Consigne A —
Réponds à ces questions sur l'article consacré aux réseaux sociaux et au fisc :
(i) À quelle date la loi de finances 2020 a-t-elle été votée ?
(ii) Quelle somme le fisc a-t-il récupérée en 2019 en fouillant les données personnelles des contribuables postées sur le net ?
(iii) Pour quelle durée le dispositif est-il prévu dans un premier temps ?

Extrait —
+-------+
Réseaux sociaux et Fisc : prenez garde à vos publications !

Date

19 décembre 2022

Par

Henri de la Motte Rouge

Réseaux sociaux et Fisc : prenez garde à vos publications !

Date

19 décembre 2022

Par

Henri de la Motte Rouge

Partager

Partager

Données revendues à des fins commerciales, ciblage publicitaire ou encore photos de vacances librement accessibles sur le web, la surveillance de votre quotidien par les sociétés privées n’a jamais été aussi simples. Depuis le 1er janvier 2020, le fisc s’intéresse lui aussi de près à votre vie virtuelle. Prenez garde à vos publications ! Les photos de vos dernières vacances dans un paradis tropical ou les ventes, un peu trop régulières, de Légo sur le Boncoin, pourraient vous coûter cher. Explications sur les liens entre réseaux sociaux et le Fisc.

Réseaux sociaux et Fisc : que dit la loi ?

Le 13 novembre 2019, la loi de finances 2020 a été votée et avec elle l’autorisation pour le fisc de collecter et d’exploiter au moyen de traitements automatisés les contenus librement accessibles sur les plates-formes d’échanges (Leboncoin, eBay notamment) et les réseaux sociaux (Facebook, Twitter, Instagram, par exemple).

Vous vous demandez quels sont les objectifs de ce dispositif ?

Traquer la fraude fiscale en observant les comportements et les publications des contribuables directement sur la toile. Ainsi, l’administration améliore efficacement le ciblage des contrôles fiscaux et réduit le coût des investigations humaines.C’est également un moyen de résoudre la question des obligations de déclaration à charge des opérateurs. Enfin, par ce dispositif, l’État entend lutter contre les activités économiques occultes, la vente de produits contrefaits, la contrebande (de tabac par exemples) ou encore les fausses domiciliations à l’étranger.

Mais le saviez-vous ? La surveillance de vos réseaux sociaux existe déjà !

En réalité, le fisc effectue déjà depuis plusieurs années, des vérifications de vos données publiées sur Internet. Celles-ci sont réalisées de façon manuelle et occasionnelle.

Bon à savoir : En 2019, en fouillant les données personnelles des contribuables postées sur le net, le fisc est parvenu à récupérer 640 millions d’euros.

Mais alors qu’est-ce qui va changer ?

Ce qui est nouveau avec la loi de finance 2020, c’est que cette tâche peut, cette fois, être réalisée de manière systématique, grâce à un algorithme. En somme, une collecte de masse de vos données publiques par les services fiscaux de l’Etat est mis en place. À noter que ce dispositif est expérimental. Il n’est, en effet, prévu que pour une durée de 3 ans, dans un premier temps.
+-------+
Données fournies —
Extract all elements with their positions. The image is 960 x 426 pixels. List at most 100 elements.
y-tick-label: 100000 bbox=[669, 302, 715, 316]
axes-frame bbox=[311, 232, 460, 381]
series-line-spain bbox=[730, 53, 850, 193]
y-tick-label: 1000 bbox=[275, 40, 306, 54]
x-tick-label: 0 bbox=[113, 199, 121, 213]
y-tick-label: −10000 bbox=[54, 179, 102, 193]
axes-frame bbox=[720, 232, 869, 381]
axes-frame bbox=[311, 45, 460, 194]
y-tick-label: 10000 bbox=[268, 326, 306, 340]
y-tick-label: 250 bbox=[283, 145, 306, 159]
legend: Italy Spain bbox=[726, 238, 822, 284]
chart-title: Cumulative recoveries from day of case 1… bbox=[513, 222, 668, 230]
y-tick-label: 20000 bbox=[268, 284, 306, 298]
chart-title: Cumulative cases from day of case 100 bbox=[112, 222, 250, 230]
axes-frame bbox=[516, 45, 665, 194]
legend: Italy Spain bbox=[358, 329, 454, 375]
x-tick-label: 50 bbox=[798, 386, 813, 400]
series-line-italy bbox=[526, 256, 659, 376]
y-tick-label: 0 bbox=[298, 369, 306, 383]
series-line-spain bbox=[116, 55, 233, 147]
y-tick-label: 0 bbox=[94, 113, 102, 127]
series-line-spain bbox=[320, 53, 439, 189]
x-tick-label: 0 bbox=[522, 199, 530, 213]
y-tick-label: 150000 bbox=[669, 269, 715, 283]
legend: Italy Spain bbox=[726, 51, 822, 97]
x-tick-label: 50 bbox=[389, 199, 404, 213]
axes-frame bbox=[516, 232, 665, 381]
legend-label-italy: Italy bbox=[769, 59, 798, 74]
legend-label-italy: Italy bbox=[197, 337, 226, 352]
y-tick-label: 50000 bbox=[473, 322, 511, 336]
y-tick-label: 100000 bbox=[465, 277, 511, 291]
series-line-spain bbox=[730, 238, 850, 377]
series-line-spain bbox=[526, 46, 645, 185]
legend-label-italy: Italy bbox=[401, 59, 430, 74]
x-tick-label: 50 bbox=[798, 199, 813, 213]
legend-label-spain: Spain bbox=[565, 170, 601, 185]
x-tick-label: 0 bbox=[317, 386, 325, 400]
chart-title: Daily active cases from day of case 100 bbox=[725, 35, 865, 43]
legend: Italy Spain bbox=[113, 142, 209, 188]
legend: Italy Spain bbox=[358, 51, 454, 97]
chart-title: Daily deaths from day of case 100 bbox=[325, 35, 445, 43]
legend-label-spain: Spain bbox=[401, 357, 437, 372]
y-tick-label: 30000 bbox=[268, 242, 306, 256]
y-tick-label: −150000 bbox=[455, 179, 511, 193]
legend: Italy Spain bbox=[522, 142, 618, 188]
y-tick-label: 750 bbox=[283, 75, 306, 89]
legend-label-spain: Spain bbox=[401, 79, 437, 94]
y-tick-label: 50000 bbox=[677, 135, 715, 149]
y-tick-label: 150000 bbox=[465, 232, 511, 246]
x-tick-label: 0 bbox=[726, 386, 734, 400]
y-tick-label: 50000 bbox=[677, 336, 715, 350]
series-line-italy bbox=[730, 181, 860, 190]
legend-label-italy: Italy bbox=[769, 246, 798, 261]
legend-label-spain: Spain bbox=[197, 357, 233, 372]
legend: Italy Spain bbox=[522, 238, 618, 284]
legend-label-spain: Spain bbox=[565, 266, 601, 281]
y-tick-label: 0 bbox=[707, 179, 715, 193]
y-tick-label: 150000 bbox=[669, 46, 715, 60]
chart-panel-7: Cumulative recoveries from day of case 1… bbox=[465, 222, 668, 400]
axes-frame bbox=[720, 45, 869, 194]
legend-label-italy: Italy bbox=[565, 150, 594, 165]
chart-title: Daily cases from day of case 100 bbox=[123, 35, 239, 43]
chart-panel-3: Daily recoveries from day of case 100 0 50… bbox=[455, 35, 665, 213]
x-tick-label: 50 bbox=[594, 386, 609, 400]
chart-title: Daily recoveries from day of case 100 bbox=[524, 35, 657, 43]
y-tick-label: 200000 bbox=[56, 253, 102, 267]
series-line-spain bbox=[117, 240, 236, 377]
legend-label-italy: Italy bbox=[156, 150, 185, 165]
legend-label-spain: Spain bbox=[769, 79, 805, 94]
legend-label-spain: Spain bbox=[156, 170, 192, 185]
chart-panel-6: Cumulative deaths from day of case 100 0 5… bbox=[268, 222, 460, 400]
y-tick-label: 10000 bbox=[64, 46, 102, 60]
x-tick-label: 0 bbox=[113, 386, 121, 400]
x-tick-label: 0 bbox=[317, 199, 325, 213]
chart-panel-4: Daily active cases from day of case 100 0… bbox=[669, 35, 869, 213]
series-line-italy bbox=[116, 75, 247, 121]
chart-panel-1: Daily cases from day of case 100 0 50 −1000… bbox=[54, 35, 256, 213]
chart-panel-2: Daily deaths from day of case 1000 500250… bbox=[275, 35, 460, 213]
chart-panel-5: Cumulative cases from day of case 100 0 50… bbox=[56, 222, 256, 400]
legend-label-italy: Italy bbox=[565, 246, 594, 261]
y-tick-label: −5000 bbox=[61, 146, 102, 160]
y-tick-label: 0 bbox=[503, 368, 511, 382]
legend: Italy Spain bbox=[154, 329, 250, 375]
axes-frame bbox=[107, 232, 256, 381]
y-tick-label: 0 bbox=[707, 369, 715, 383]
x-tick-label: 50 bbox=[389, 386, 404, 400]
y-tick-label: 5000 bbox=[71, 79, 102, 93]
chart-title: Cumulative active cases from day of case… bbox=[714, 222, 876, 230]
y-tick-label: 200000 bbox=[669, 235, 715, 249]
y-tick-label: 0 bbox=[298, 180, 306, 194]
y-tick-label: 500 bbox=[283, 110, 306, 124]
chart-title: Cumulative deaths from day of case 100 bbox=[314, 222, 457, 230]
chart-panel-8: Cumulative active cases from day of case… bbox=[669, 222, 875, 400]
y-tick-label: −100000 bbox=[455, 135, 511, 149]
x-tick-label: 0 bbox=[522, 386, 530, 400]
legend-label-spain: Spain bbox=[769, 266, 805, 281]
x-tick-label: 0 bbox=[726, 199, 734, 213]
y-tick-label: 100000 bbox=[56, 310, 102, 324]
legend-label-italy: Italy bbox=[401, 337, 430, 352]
+-------+
Consigne B —
Donne sous forme de tableau Markdown les lignes de la liste, avec les colonnes n° et Ligne, sans les lignes vides. Commence à la première ligne de la liste et arrête-toi après celle qui contient « axes-frame bbox=[720, 232, 869, 381] ».

Réponse rédigée A —
(i) Le 13 novembre 2019.
(ii) 640 millions d'euros.
(iii) 3 ans.

Réponse rédigée B —
| n° | Ligne |
|---|---|
| 1 | Extract all elements with their positions. The image is 960 x 426 pixels. List at most 100 elements. |
| 2 | y-tick-label: 100000 bbox=[669, 302, 715, 316] |
| 3 | axes-frame bbox=[311, 232, 460, 381] |
| 4 | series-line-spain bbox=[730, 53, 850, 193] |
| 5 | y-tick-label: 1000 bbox=[275, 40, 306, 54] |
| 6 | x-tick-label: 0 bbox=[113, 199, 121, 213] |
| 7 | y-tick-label: −10000 bbox=[54, 179, 102, 193] |
| 8 | axes-frame bbox=[720, 232, 869, 381] |